### Exercise details
The listing below is the input. Say how many of its lines contain "jednostki", giving the number alone.

### Data to process
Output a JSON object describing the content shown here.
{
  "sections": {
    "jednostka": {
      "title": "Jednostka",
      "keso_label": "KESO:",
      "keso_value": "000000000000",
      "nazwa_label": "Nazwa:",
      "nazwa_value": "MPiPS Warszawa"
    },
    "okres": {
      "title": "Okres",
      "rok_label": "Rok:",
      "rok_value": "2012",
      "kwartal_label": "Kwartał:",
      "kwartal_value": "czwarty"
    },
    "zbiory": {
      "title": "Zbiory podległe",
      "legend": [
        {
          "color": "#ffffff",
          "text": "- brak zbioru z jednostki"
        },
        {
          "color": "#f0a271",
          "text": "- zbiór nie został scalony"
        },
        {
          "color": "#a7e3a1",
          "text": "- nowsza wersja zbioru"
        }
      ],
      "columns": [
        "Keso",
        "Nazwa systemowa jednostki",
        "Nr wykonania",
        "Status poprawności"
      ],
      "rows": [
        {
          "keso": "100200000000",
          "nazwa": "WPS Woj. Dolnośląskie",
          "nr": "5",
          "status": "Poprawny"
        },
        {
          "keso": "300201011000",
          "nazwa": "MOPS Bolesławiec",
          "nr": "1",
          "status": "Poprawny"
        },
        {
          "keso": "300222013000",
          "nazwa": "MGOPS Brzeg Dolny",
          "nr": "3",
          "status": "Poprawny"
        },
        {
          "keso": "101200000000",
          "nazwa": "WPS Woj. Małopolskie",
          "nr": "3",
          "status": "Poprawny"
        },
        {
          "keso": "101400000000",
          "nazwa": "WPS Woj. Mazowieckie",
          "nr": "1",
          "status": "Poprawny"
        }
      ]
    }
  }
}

### Result below
2